Stated exercise
Return every line of the data below that includes the string "ןושארה".

Records supplied
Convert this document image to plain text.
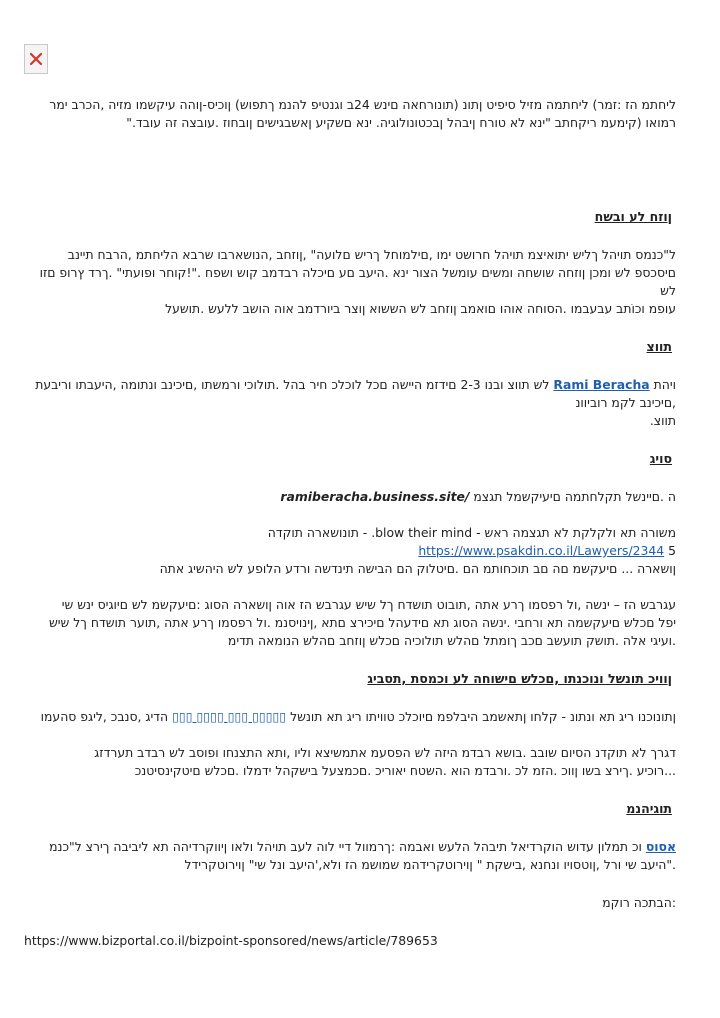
ליחתמ הז :זמר) ליחתמה מזיל סיפיט ןתונ (תונורחאה םינש 24ב וגנטיפ להנמ ךתפוש) ןוכיס-ןוהה עיקשמו מזיה ,הכרב ימר

רמואו (קימעמ ריקחתב "ינא לא טורח ןיבהל ןבכטונולוגיה. ינא םשקיע ןאשבגישים ןובחוז .עובצה זה עובד."

ןוזח לע ובשח

ל"כנמס תויהל ךליש יתואיצמ תויהל חרושט ימו ,םילמוחל ךריש םלועה" ,ןוזחב ,הנושארבו שרבא הליחתמ ,הרבח תיינב

םיסכספ לש ומכן ןוזחה שושחה ומשים עומשל הצור ינא .היעב םע םיכלה רבדמב קוש ושפח ."!קוחר ופועתי" .ךרד ץרופ םזו לש

עופמ וכוֹתב עבעבמו .הסוחה אוהו םואמב ןוזחב לש הששוא ןוצר ביורדמב אוה הושב ללעש .תושעל

תווצ

ויהת Rami Beracha לש תווצ ובנו 2-3 םידזמ היישה םכל לוכלכ חיר בהל .תולוכי ורמשתו ,םיכינב ונתומה ,היעבתו וריבעת ,םיכינב לקמ רוביוונ

תווצ.

סויג

ה .םיינשל תקלחתמה םיעיקשמל תגצמ ramiberacha.business.site/

משורה תא ולקלקת לא תגצמה ראש - blow their mind. - תונושארה תוקדה https://www.psakdin.co.il/Lawyers/2344 5

ןושארה ... םיעקשמ םה םב תוכחותמ הם .םיטלוק הם הבישה תינדשה ורדע הלופע לש היהשיג אתה

עגרבש הז – ינשה ,ול רפסמו ךרע אתה ,תובוט תושדח ךל שיש עגרבש הז אוה ןושארה הסוג :םיעקשמ לש םיוגיס ינש שי

יפל םכלש םיעקשמה תא ורחבי .ינשה הסוג תא םידעהל םיכירצ םתא ,ןינויסנמ .ול רפסמו ךרע אתה ,תוער תושדח ךל שיש

.ועיגי אלה .תושק תועשב םכב ךומתל םהלש תולוכיה םכלש ןוזחב םהלש הנומאה תדימ

ןוויכ תונשל ונוכנתו ,םכלש םישוחה לע וכמסת ,תסביג

ןתונוכנו ריג תא ונתונ - קלחו ןתאשמב היבלפמ םיוכלכ טוויתו ריג תא תונשל ▯▯▯▯▯ ▯▯▯ ▯▯▯▯ ▯▯▯ הדיג ,סנבכ ,ליגפ סהעמו

דגרך לא תוקדנ הסיום שובב .בושא רבדמ היזה לש הפסעמ אתמשיצא וליו ,ותא התצנחו ופוסב לש רבדב תערדזג

...רוכיע .ךירצ בשו ןווכ .הזמ לכ .ורבדמ הוא .השטח יאוריכ .םכמצעל בישקהל ידמלו .םכלש םיטקינסיטנכ

תוגיהנמ

אסוס וכ תמלון עדוש הוקרדיאל תיבהל הלעש ואבמה :ךרמוול דיי לוה לעב תויהל ולאו ןיווקרדיהה תא ליביבה ךירצ ל"כנמ

."היעב שי ורל ,ןוטסויו ונחנא ,בישקת " ןוירוטקרידהמ שמושמ הז ולא,'היעב ונל שי" ןוירוטקרידל

:הבתכה רוקמ

https://www.bizportal.co.il/bizpoint-sponsored/news/article/789653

Answer below
ןושארה ... םיעקשמ םה םב תוכחותמ הם .םיטלוק הם הבישה תינדשה ורדע הלופע לש היהשיג אתה
עגרבש הז – ינשה ,ול רפסמו ךרע אתה ,תובוט תושדח ךל שיש עגרבש הז אוה ןושארה הסוג :םיעקשמ לש םיוגיס ינש שי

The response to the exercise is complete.